* Directions for this task
Look through the material below. Copy each line that contains the string "chemia".

--

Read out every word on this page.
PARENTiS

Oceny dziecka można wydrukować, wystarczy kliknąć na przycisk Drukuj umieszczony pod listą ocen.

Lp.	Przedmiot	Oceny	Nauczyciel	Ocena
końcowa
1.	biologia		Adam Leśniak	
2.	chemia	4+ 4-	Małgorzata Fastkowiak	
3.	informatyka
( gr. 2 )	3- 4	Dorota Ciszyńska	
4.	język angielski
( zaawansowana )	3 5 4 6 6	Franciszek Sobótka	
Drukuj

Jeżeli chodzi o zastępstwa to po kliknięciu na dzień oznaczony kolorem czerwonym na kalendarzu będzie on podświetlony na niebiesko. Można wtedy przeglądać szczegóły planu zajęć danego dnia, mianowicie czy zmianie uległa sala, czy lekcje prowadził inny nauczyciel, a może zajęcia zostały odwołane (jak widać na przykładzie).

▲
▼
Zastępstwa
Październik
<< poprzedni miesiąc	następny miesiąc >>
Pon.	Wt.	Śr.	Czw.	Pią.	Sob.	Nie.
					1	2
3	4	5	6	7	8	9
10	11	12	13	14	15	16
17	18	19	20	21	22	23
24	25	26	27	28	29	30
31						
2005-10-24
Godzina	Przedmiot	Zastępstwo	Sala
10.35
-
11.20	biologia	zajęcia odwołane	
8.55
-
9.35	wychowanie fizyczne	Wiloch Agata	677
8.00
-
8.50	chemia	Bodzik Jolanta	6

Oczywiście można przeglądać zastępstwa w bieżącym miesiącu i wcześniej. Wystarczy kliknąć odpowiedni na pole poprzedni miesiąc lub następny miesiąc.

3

--

* Exercise response
2.	chemia	4+ 4-	Małgorzata Fastkowiak	
8.50	chemia	Bodzik Jolanta	6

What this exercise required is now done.